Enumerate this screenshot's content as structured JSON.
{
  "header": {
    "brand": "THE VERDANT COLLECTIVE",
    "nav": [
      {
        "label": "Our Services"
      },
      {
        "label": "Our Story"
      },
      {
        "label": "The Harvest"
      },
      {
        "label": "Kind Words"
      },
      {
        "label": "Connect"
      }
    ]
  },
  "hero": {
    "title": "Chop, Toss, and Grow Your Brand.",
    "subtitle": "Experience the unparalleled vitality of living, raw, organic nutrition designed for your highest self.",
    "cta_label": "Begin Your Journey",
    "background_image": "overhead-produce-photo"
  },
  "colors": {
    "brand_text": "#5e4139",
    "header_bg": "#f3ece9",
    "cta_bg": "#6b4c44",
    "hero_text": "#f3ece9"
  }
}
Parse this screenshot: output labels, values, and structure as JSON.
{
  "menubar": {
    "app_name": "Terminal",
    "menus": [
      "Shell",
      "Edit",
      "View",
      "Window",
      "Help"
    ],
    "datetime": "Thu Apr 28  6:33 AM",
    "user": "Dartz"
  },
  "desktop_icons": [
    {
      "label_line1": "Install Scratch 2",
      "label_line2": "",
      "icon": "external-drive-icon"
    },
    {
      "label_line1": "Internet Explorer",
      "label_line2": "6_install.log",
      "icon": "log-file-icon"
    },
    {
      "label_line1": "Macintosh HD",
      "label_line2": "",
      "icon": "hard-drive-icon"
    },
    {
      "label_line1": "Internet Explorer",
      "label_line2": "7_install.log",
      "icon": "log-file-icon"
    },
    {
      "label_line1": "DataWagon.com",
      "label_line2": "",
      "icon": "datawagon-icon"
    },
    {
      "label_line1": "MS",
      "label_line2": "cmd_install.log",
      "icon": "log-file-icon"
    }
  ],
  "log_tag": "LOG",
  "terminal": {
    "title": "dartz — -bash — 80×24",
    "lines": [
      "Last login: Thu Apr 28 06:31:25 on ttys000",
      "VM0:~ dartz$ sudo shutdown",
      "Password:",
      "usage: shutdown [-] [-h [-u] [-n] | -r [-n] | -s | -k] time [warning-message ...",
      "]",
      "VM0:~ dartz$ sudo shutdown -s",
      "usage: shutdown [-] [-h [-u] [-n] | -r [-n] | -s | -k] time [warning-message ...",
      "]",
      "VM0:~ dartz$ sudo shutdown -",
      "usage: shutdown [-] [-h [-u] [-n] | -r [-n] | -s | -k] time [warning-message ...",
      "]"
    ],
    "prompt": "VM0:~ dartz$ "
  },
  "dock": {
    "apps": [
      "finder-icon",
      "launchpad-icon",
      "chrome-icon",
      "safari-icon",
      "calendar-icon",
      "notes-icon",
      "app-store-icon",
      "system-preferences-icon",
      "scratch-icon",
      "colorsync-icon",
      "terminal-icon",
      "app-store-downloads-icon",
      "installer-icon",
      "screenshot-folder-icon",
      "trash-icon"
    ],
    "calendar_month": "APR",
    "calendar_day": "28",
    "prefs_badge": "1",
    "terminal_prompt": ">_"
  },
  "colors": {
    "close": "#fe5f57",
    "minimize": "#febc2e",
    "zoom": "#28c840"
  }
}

+--

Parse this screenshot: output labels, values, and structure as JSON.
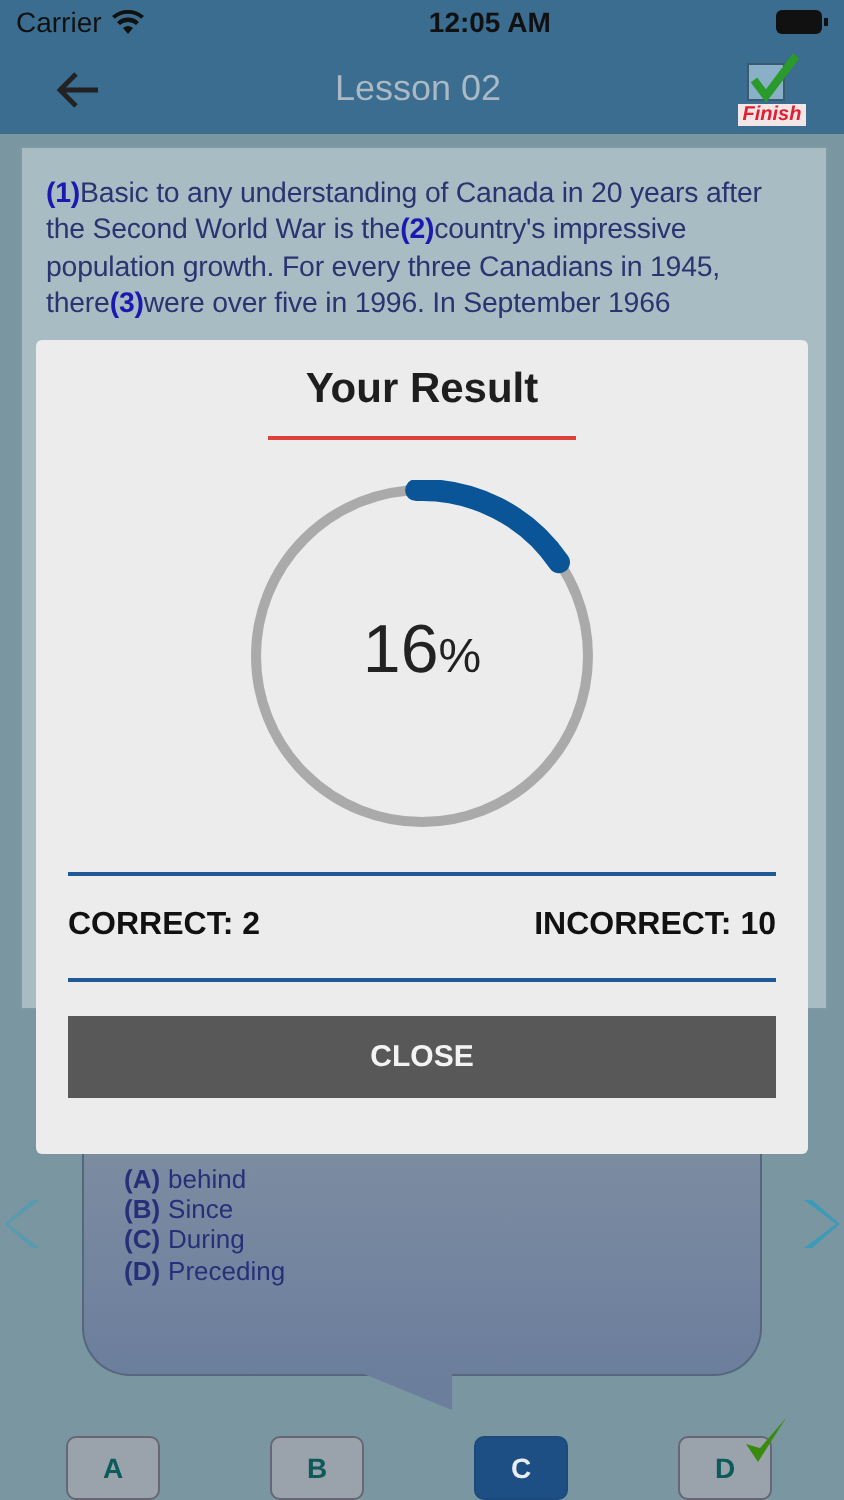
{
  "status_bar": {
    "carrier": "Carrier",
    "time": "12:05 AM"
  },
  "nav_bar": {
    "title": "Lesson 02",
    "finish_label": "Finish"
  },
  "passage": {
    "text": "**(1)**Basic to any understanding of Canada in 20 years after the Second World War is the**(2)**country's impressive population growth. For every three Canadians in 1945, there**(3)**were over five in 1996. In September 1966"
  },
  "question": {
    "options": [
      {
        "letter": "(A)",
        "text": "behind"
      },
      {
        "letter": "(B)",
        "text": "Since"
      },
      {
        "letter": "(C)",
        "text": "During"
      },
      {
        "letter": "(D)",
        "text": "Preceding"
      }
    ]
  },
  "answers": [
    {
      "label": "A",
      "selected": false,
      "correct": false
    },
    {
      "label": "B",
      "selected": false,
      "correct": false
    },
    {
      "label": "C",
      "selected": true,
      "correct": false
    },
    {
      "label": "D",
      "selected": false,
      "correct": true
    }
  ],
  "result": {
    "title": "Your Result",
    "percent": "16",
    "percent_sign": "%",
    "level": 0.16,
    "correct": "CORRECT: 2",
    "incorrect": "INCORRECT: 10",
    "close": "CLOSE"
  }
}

+--

Exercise instructions -> Copy all lines in the listing above where the string "sudo" appears.

Answer to this problem ->
      "VM0:~ dartz$ sudo shutdown",
      "VM0:~ dartz$ sudo shutdown -s",
      "VM0:~ dartz$ sudo shutdown -",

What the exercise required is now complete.